>> start Data supplied

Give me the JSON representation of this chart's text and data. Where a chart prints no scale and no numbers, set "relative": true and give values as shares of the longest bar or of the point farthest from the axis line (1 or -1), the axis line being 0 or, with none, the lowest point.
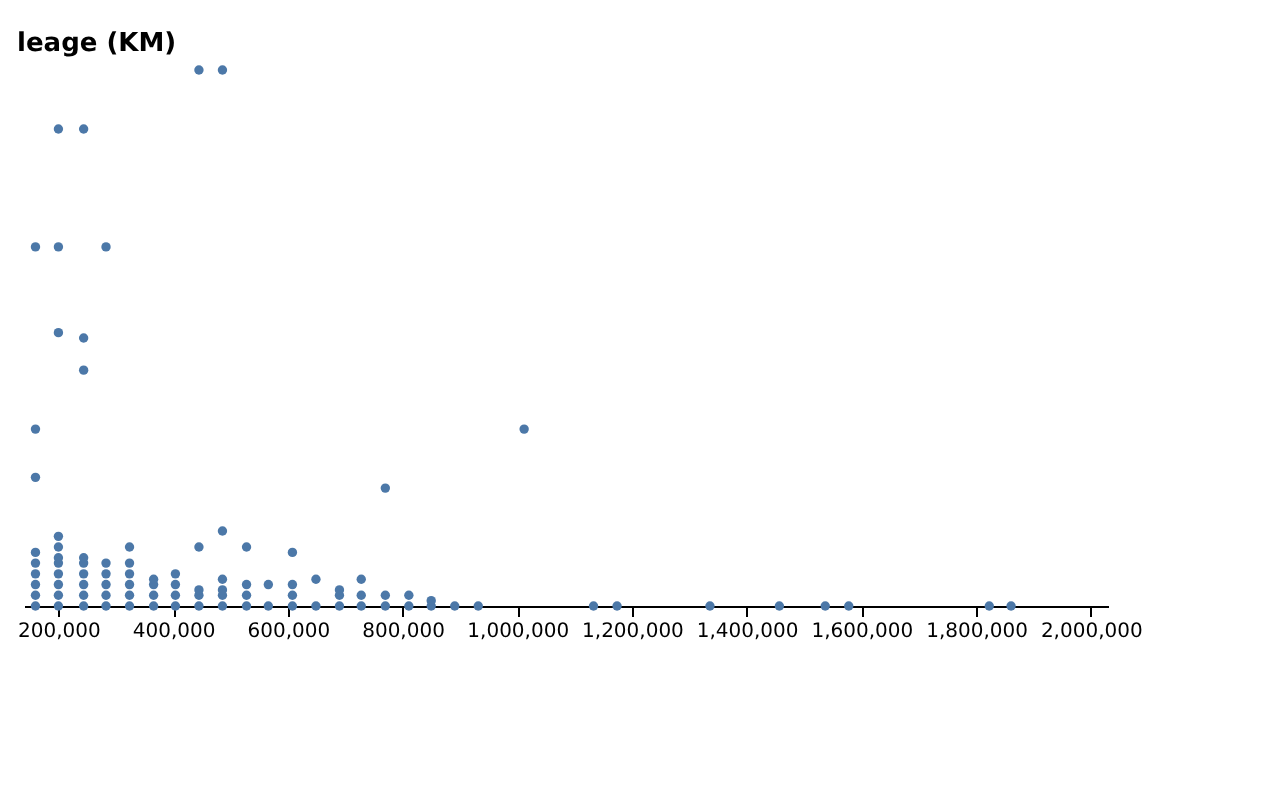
{
  "chart_data": {
    "type": "scatter",
    "ylabel": "leage (KM)",
    "relative": true,
    "grid": false,
    "marker": "circle",
    "xlim": [
      140000,
      2030000
    ],
    "xticks": [
      {
        "value": 200000,
        "label": "200,000"
      },
      {
        "value": 400000,
        "label": "400,000"
      },
      {
        "value": 600000,
        "label": "600,000"
      },
      {
        "value": 800000,
        "label": "800,000"
      },
      {
        "value": 1000000,
        "label": "1,000,000"
      },
      {
        "value": 1200000,
        "label": "1,200,000"
      },
      {
        "value": 1400000,
        "label": "1,400,000"
      },
      {
        "value": 1600000,
        "label": "1,600,000"
      },
      {
        "value": 1800000,
        "label": "1,800,000"
      },
      {
        "value": 2000000,
        "label": "2,000,000"
      }
    ],
    "series": [
      {
        "color": "#4c78a8",
        "x": [
          160000,
          160000,
          160000,
          160000,
          160000,
          160000,
          160000,
          160000,
          160000,
          200000,
          200000,
          200000,
          200000,
          200000,
          200000,
          200000,
          200000,
          200000,
          200000,
          200000,
          244000,
          244000,
          244000,
          244000,
          244000,
          244000,
          244000,
          244000,
          244000,
          283000,
          283000,
          283000,
          283000,
          283000,
          283000,
          324000,
          324000,
          324000,
          324000,
          324000,
          324000,
          366000,
          366000,
          366000,
          366000,
          404000,
          404000,
          404000,
          404000,
          445000,
          445000,
          445000,
          445000,
          445000,
          486000,
          486000,
          486000,
          486000,
          486000,
          486000,
          528000,
          528000,
          528000,
          528000,
          566000,
          566000,
          608000,
          608000,
          608000,
          608000,
          649000,
          649000,
          690000,
          690000,
          690000,
          728000,
          728000,
          728000,
          770000,
          770000,
          770000,
          811000,
          811000,
          850000,
          850000,
          891000,
          932000,
          1012000,
          1133000,
          1174000,
          1336000,
          1457000,
          1537000,
          1578000,
          1823000,
          1861000
        ],
        "values": [
          0,
          0.02,
          0.04,
          0.06,
          0.08,
          0.1,
          0.24,
          0.33,
          0.67,
          0,
          0.02,
          0.04,
          0.06,
          0.08,
          0.09,
          0.11,
          0.13,
          0.51,
          0.67,
          0.89,
          0,
          0.02,
          0.04,
          0.06,
          0.08,
          0.09,
          0.44,
          0.5,
          0.89,
          0,
          0.02,
          0.04,
          0.06,
          0.08,
          0.67,
          0,
          0.02,
          0.04,
          0.06,
          0.08,
          0.11,
          0,
          0.02,
          0.04,
          0.05,
          0,
          0.02,
          0.04,
          0.06,
          0,
          0.02,
          0.03,
          0.11,
          1,
          0,
          0.02,
          0.03,
          0.05,
          0.14,
          1,
          0,
          0.02,
          0.04,
          0.11,
          0,
          0.04,
          0,
          0.02,
          0.04,
          0.1,
          0,
          0.05,
          0,
          0.02,
          0.03,
          0,
          0.02,
          0.05,
          0,
          0.02,
          0.22,
          0,
          0.02,
          0,
          0.01,
          0,
          0,
          0.33,
          0,
          0,
          0,
          0,
          0,
          0,
          0,
          0
        ]
      }
    ]
  }
}
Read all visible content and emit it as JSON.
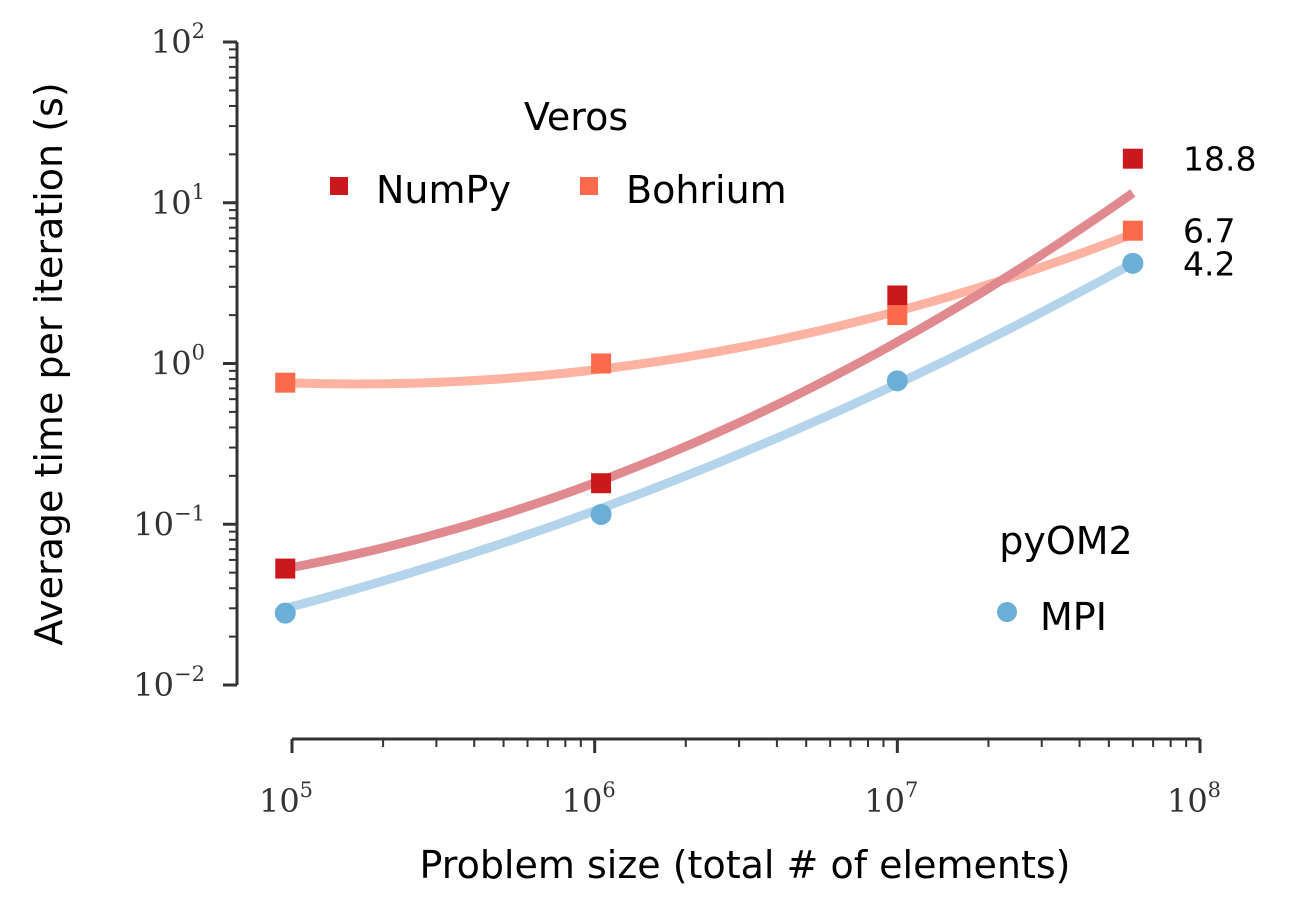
{
  "chart_data": {
    "type": "scatter",
    "xlabel": "Problem size (total # of elements)",
    "ylabel": "Average time per iteration (s)",
    "xscale": "log",
    "yscale": "log",
    "xlim": [
      100000,
      100000000
    ],
    "ylim": [
      0.01,
      100
    ],
    "x_ticks": [
      {
        "base": "10",
        "exp": "5",
        "value": 100000
      },
      {
        "base": "10",
        "exp": "6",
        "value": 1000000
      },
      {
        "base": "10",
        "exp": "7",
        "value": 10000000
      },
      {
        "base": "10",
        "exp": "8",
        "value": 100000000
      }
    ],
    "y_ticks": [
      {
        "base": "10",
        "exp": "−2",
        "value": 0.01
      },
      {
        "base": "10",
        "exp": "−1",
        "value": 0.1
      },
      {
        "base": "10",
        "exp": "0",
        "value": 1
      },
      {
        "base": "10",
        "exp": "1",
        "value": 10
      },
      {
        "base": "10",
        "exp": "2",
        "value": 100
      }
    ],
    "grid": false,
    "legends": [
      {
        "title": "Veros",
        "placement": "top-left",
        "entries": [
          "NumPy",
          "Bohrium"
        ]
      },
      {
        "title": "pyOM2",
        "placement": "bottom-right",
        "entries": [
          "MPI"
        ]
      }
    ],
    "series": [
      {
        "name": "NumPy",
        "group": "Veros",
        "marker": "square",
        "color": "#cb181d",
        "fit_color": "#e08a90",
        "x": [
          95000,
          1050000,
          10000000,
          60000000
        ],
        "y": [
          0.053,
          0.18,
          2.65,
          18.8
        ],
        "fit_x": [
          95000,
          60000000
        ],
        "fit_y": [
          0.053,
          11.5
        ],
        "end_label": "18.8"
      },
      {
        "name": "Bohrium",
        "group": "Veros",
        "marker": "square",
        "color": "#fb6a4a",
        "fit_color": "#fdb2a2",
        "x": [
          95000,
          1050000,
          10000000,
          60000000
        ],
        "y": [
          0.76,
          1.0,
          2.0,
          6.7
        ],
        "fit_x": [
          95000,
          60000000
        ],
        "fit_y": [
          0.76,
          6.4
        ],
        "end_label": "6.7"
      },
      {
        "name": "MPI",
        "group": "pyOM2",
        "marker": "circle",
        "color": "#6baed6",
        "fit_color": "#b3d4ea",
        "x": [
          95000,
          1050000,
          10000000,
          60000000
        ],
        "y": [
          0.028,
          0.115,
          0.78,
          4.2
        ],
        "fit_x": [
          95000,
          60000000
        ],
        "fit_y": [
          0.03,
          4.2
        ],
        "end_label": "4.2"
      }
    ]
  }
}
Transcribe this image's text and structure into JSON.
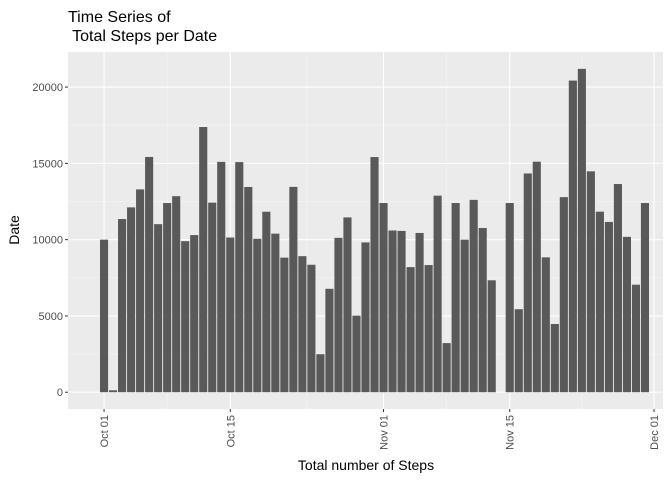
{
  "chart_data": {
    "type": "bar",
    "title_line1": "Time Series of",
    "title_line2": " Total Steps per Date",
    "xlabel": "Total number of Steps",
    "ylabel": "Date",
    "x_start": "2012-10-01",
    "x_ticks": [
      {
        "date": "2012-10-01",
        "label": "Oct 01"
      },
      {
        "date": "2012-10-15",
        "label": "Oct 15"
      },
      {
        "date": "2012-11-01",
        "label": "Nov 01"
      },
      {
        "date": "2012-11-15",
        "label": "Nov 15"
      },
      {
        "date": "2012-12-01",
        "label": "Dec 01"
      }
    ],
    "xlim": [
      "2012-09-27",
      "2012-12-02"
    ],
    "ylim": [
      -1100,
      22300
    ],
    "y_ticks": [
      0,
      5000,
      10000,
      15000,
      20000
    ],
    "y_tick_labels": [
      "0",
      "5000",
      "10000",
      "15000",
      "20000"
    ],
    "grid": true,
    "colors": {
      "bar": "#595959",
      "panel": "#ebebeb",
      "grid_major": "#ffffff",
      "grid_minor": "#f5f5f5"
    },
    "values": [
      10000,
      126,
      11352,
      12116,
      13294,
      15420,
      11015,
      12400,
      12850,
      9900,
      10300,
      17382,
      12426,
      15098,
      10139,
      15084,
      13452,
      10056,
      11829,
      10395,
      8821,
      13460,
      8918,
      8355,
      2492,
      6778,
      10119,
      11458,
      5018,
      9819,
      15414,
      12400,
      10600,
      10571,
      8200,
      10439,
      8334,
      12883,
      3219,
      12400,
      10000,
      12608,
      10765,
      7336,
      0,
      12400,
      5441,
      14339,
      15110,
      8841,
      4472,
      12787,
      20427,
      21194,
      14478,
      11834,
      11162,
      13646,
      10183,
      7047,
      12400
    ]
  }
}
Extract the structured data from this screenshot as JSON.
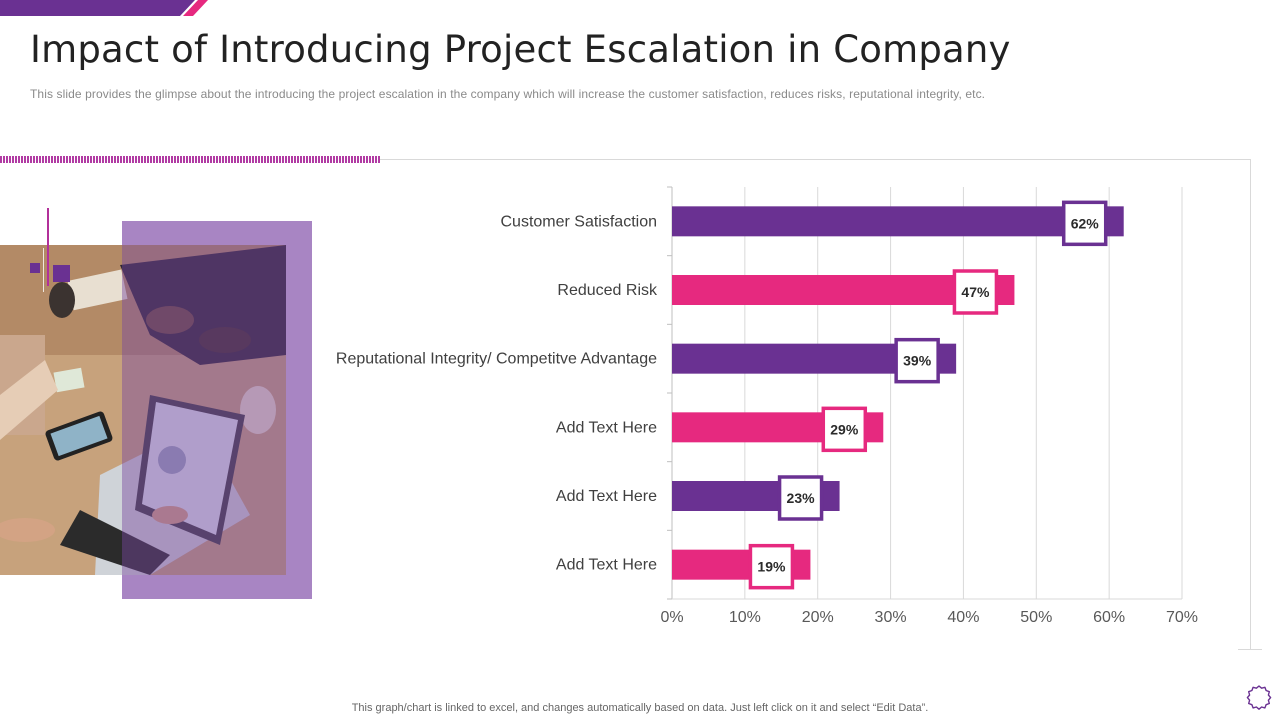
{
  "slide": {
    "title": "Impact of Introducing Project Escalation in Company",
    "subtitle": "This slide provides  the glimpse about the introducing the project escalation in the company which will increase the customer satisfaction, reduces risks, reputational  integrity, etc.",
    "footer_note": "This graph/chart is linked to excel,  and changes automatically based on data. Just left click on it and select “Edit Data”."
  },
  "colors": {
    "purple": "#6a3192",
    "pink": "#e6297f",
    "accent_magenta": "#b13ba3",
    "photo_panel": "#a885c3"
  },
  "icons": {
    "settings": "gear-icon"
  },
  "chart_data": {
    "type": "bar",
    "orientation": "horizontal",
    "categories": [
      "Customer Satisfaction",
      "Reduced Risk",
      "Reputational Integrity/ Competitve Advantage",
      "Add Text Here",
      "Add Text Here",
      "Add Text Here"
    ],
    "values": [
      62,
      47,
      39,
      29,
      23,
      19
    ],
    "data_labels": [
      "62%",
      "47%",
      "39%",
      "29%",
      "23%",
      "19%"
    ],
    "bar_colors": [
      "#6a3192",
      "#e6297f",
      "#6a3192",
      "#e6297f",
      "#6a3192",
      "#e6297f"
    ],
    "x_ticks": [
      "0%",
      "10%",
      "20%",
      "30%",
      "40%",
      "50%",
      "60%",
      "70%"
    ],
    "xlim": [
      0,
      70
    ],
    "grid": "vertical",
    "legend": "none"
  }
}
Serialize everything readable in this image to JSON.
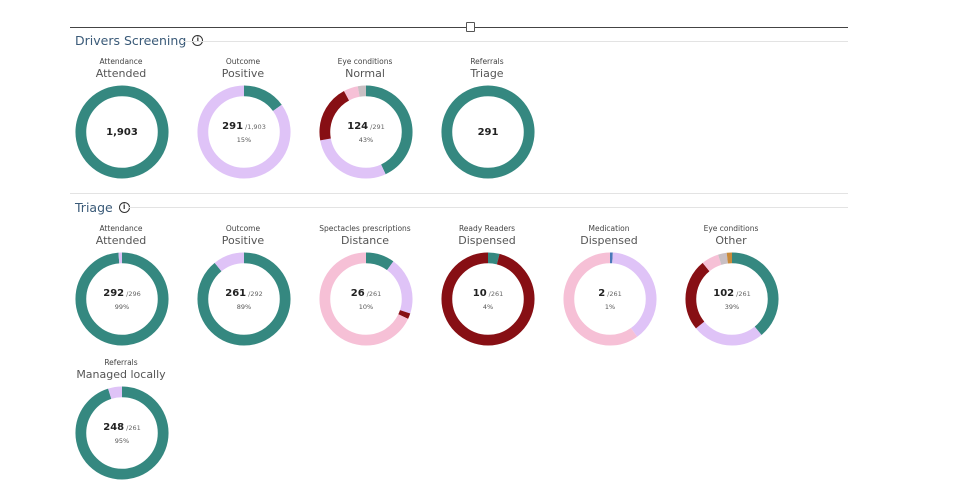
{
  "colors": {
    "teal": "#358880",
    "lavender": "#dfc3f7",
    "pink": "#f6c0d6",
    "darkred": "#870f14",
    "gray": "#c9bfc3",
    "blue": "#4a78b8",
    "orange": "#c98a3a"
  },
  "sections": [
    {
      "title": "Drivers Screening",
      "cards": [
        {
          "label": "Attendance",
          "value": "Attended",
          "num": "1,903",
          "den": "",
          "pct": "",
          "segments": [
            {
              "color": "teal",
              "value": 1
            }
          ]
        },
        {
          "label": "Outcome",
          "value": "Positive",
          "num": "291",
          "den": "/1,903",
          "pct": "15%",
          "segments": [
            {
              "color": "teal",
              "value": 0.15
            },
            {
              "color": "lavender",
              "value": 0.85
            }
          ]
        },
        {
          "label": "Eye conditions",
          "value": "Normal",
          "num": "124",
          "den": "/291",
          "pct": "43%",
          "segments": [
            {
              "color": "teal",
              "value": 0.43
            },
            {
              "color": "lavender",
              "value": 0.29
            },
            {
              "color": "darkred",
              "value": 0.2
            },
            {
              "color": "pink",
              "value": 0.05
            },
            {
              "color": "gray",
              "value": 0.03
            }
          ]
        },
        {
          "label": "Referrals",
          "value": "Triage",
          "num": "291",
          "den": "",
          "pct": "",
          "segments": [
            {
              "color": "teal",
              "value": 1
            }
          ]
        }
      ]
    },
    {
      "title": "Triage",
      "cards": [
        {
          "label": "Attendance",
          "value": "Attended",
          "num": "292",
          "den": "/296",
          "pct": "99%",
          "segments": [
            {
              "color": "teal",
              "value": 0.986
            },
            {
              "color": "lavender",
              "value": 0.014
            }
          ]
        },
        {
          "label": "Outcome",
          "value": "Positive",
          "num": "261",
          "den": "/292",
          "pct": "89%",
          "segments": [
            {
              "color": "teal",
              "value": 0.89
            },
            {
              "color": "lavender",
              "value": 0.11
            }
          ]
        },
        {
          "label": "Spectacles prescriptions",
          "value": "Distance",
          "num": "26",
          "den": "/261",
          "pct": "10%",
          "segments": [
            {
              "color": "teal",
              "value": 0.1
            },
            {
              "color": "lavender",
              "value": 0.2
            },
            {
              "color": "darkred",
              "value": 0.02
            },
            {
              "color": "pink",
              "value": 0.68
            }
          ]
        },
        {
          "label": "Ready Readers",
          "value": "Dispensed",
          "num": "10",
          "den": "/261",
          "pct": "4%",
          "segments": [
            {
              "color": "teal",
              "value": 0.04
            },
            {
              "color": "darkred",
              "value": 0.96
            }
          ]
        },
        {
          "label": "Medication",
          "value": "Dispensed",
          "num": "2",
          "den": "/261",
          "pct": "1%",
          "segments": [
            {
              "color": "blue",
              "value": 0.01
            },
            {
              "color": "lavender",
              "value": 0.39
            },
            {
              "color": "pink",
              "value": 0.6
            }
          ]
        },
        {
          "label": "Eye conditions",
          "value": "Other",
          "num": "102",
          "den": "/261",
          "pct": "39%",
          "segments": [
            {
              "color": "teal",
              "value": 0.39
            },
            {
              "color": "lavender",
              "value": 0.25
            },
            {
              "color": "darkred",
              "value": 0.25
            },
            {
              "color": "pink",
              "value": 0.06
            },
            {
              "color": "gray",
              "value": 0.03
            },
            {
              "color": "orange",
              "value": 0.02
            }
          ]
        },
        {
          "label": "Referrals",
          "value": "Managed locally",
          "num": "248",
          "den": "/261",
          "pct": "95%",
          "segments": [
            {
              "color": "teal",
              "value": 0.95
            },
            {
              "color": "lavender",
              "value": 0.05
            }
          ]
        }
      ]
    }
  ]
}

>> end Data supplied

**Given problem:** Copy out each line of the entries that holds "marker".

**Output of the task:**
    "marker": "circle",
        "marker": "square",
        "marker": "square",
        "marker": "circle",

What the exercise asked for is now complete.